> ENTRIES PROVIDED
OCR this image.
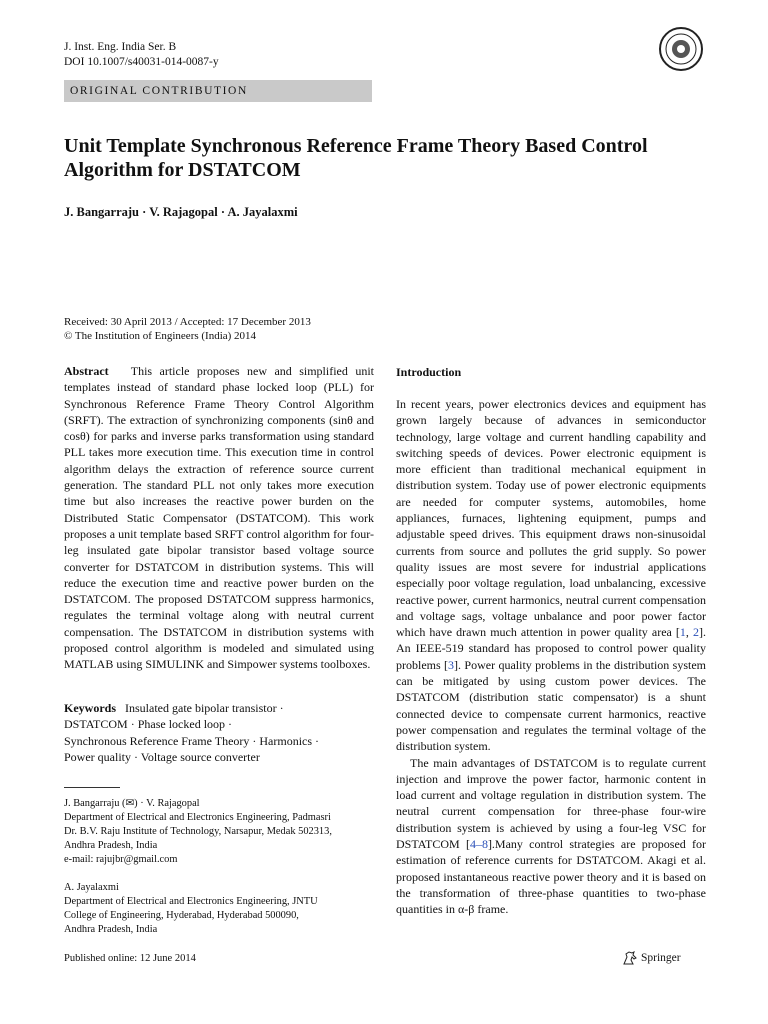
J. Inst. Eng. India Ser. B
DOI 10.1007/s40031-014-0087-y
ORIGINAL CONTRIBUTION
Unit Template Synchronous Reference Frame Theory Based Control Algorithm for DSTATCOM
J. Bangarraju · V. Rajagopal · A. Jayalaxmi
Received: 30 April 2013 / Accepted: 17 December 2013
© The Institution of Engineers (India) 2014
Abstract This article proposes new and simplified unit templates instead of standard phase locked loop (PLL) for Synchronous Reference Frame Theory Control Algorithm (SRFT). The extraction of synchronizing components (sinθ and cosθ) for parks and inverse parks transformation using standard PLL takes more execution time. This execution time in control algorithm delays the extraction of reference source current generation. The standard PLL not only takes more execution time but also increases the reactive power burden on the Distributed Static Compensator (DSTATCOM). This work proposes a unit template based SRFT control algorithm for four-leg insulated gate bipolar transistor based voltage source converter for DSTATCOM in distribution systems. This will reduce the execution time and reactive power burden on the DSTATCOM. The proposed DSTATCOM suppress harmonics, regulates the terminal voltage along with neutral current compensation. The DSTATCOM in distribution systems with proposed control algorithm is modeled and simulated using MATLAB using SIMULINK and Simpower systems toolboxes.
Keywords Insulated gate bipolar transistor ·
DSTATCOM · Phase locked loop ·
Synchronous Reference Frame Theory · Harmonics ·
Power quality · Voltage source converter
J. Bangarraju (✉) · V. Rajagopal
Department of Electrical and Electronics Engineering, Padmasri
Dr. B.V. Raju Institute of Technology, Narsapur, Medak 502313,
Andhra Pradesh, India
e-mail: rajujbr@gmail.com
A. Jayalaxmi
Department of Electrical and Electronics Engineering, JNTU
College of Engineering, Hyderabad, Hyderabad 500090,
Andhra Pradesh, India
Introduction

In recent years, power electronics devices and equipment has grown largely because of advances in semiconductor technology, large voltage and current handling capability and switching speeds of devices. Power electronic equipment is more efficient than traditional mechanical equipment in distribution system. Today use of power electronic equipments are needed for computer systems, automobiles, home appliances, furnaces, lightening equipment, pumps and adjustable speed drives. This equipment draws non-sinusoidal currents from source and pollutes the grid supply. So power quality issues are most severe for industrial applications especially poor voltage regulation, load unbalancing, excessive reactive power, current harmonics, neutral current compensation and voltage sags, voltage unbalance and poor power factor which have drawn much attention in power quality area [1, 2]. An IEEE-519 standard has proposed to control power quality problems [3]. Power quality problems in the distribution system can be mitigated by using custom power devices. The DSTATCOM (distribution static compensator) is a shunt connected device to compensate current harmonics, reactive power compensation and regulates the terminal voltage of the distribution system.

The main advantages of DSTATCOM is to regulate current injection and improve the power factor, harmonic content in load current and voltage regulation in distribution system. The neutral current compensation for three-phase four-wire distribution system is achieved by using a four-leg VSC for DSTATCOM [4–8].Many control strategies are proposed for estimation of reference currents for DSTATCOM. Akagi et al. proposed instantaneous reactive power theory and it is based on the transformation of three-phase quantities to two-phase quantities in α-β frame.

Published online: 12 June 2014	Springer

> WRITTEN INSTRUCTION
The entries above should be reproduced exactly, without their pictures.

> EXERCISE ANSWER
OCR this image.
J. Inst. Eng. India Ser. B
DOI 10.1007/s40031-014-0087-y
ORIGINAL CONTRIBUTION
Unit Template Synchronous Reference Frame Theory Based Control Algorithm for DSTATCOM
J. Bangarraju · V. Rajagopal · A. Jayalaxmi
Received: 30 April 2013 / Accepted: 17 December 2013
© The Institution of Engineers (India) 2014
Abstract This article proposes new and simplified unit templates instead of standard phase locked loop (PLL) for Synchronous Reference Frame Theory Control Algorithm (SRFT). The extraction of synchronizing components (sinθ and cosθ) for parks and inverse parks transformation using standard PLL takes more execution time. This execution time in control algorithm delays the extraction of reference source current generation. The standard PLL not only takes more execution time but also increases the reactive power burden on the Distributed Static Compensator (DSTATCOM). This work proposes a unit template based SRFT control algorithm for four-leg insulated gate bipolar transistor based voltage source converter for DSTATCOM in distribution systems. This will reduce the execution time and reactive power burden on the DSTATCOM. The proposed DSTATCOM suppress harmonics, regulates the terminal voltage along with neutral current compensation. The DSTATCOM in distribution systems with proposed control algorithm is modeled and simulated using MATLAB using SIMULINK and Simpower systems toolboxes.
Keywords Insulated gate bipolar transistor ·
DSTATCOM · Phase locked loop ·
Synchronous Reference Frame Theory · Harmonics ·
Power quality · Voltage source converter
J. Bangarraju (✉) · V. Rajagopal
Department of Electrical and Electronics Engineering, Padmasri
Dr. B.V. Raju Institute of Technology, Narsapur, Medak 502313,
Andhra Pradesh, India
e-mail: rajujbr@gmail.com
A. Jayalaxmi
Department of Electrical and Electronics Engineering, JNTU
College of Engineering, Hyderabad, Hyderabad 500090,
Andhra Pradesh, India
Introduction

In recent years, power electronics devices and equipment has grown largely because of advances in semiconductor technology, large voltage and current handling capability and switching speeds of devices. Power electronic equipment is more efficient than traditional mechanical equipment in distribution system. Today use of power electronic equipments are needed for computer systems, automobiles, home appliances, furnaces, lightening equipment, pumps and adjustable speed drives. This equipment draws non-sinusoidal currents from source and pollutes the grid supply. So power quality issues are most severe for industrial applications especially poor voltage regulation, load unbalancing, excessive reactive power, current harmonics, neutral current compensation and voltage sags, voltage unbalance and poor power factor which have drawn much attention in power quality area [1, 2]. An IEEE-519 standard has proposed to control power quality problems [3]. Power quality problems in the distribution system can be mitigated by using custom power devices. The DSTATCOM (distribution static compensator) is a shunt connected device to compensate current harmonics, reactive power compensation and regulates the terminal voltage of the distribution system.

The main advantages of DSTATCOM is to regulate current injection and improve the power factor, harmonic content in load current and voltage regulation in distribution system. The neutral current compensation for three-phase four-wire distribution system is achieved by using a four-leg VSC for DSTATCOM [4–8].Many control strategies are proposed for estimation of reference currents for DSTATCOM. Akagi et al. proposed instantaneous reactive power theory and it is based on the transformation of three-phase quantities to two-phase quantities in α-β frame.

Published online: 12 June 2014	Springer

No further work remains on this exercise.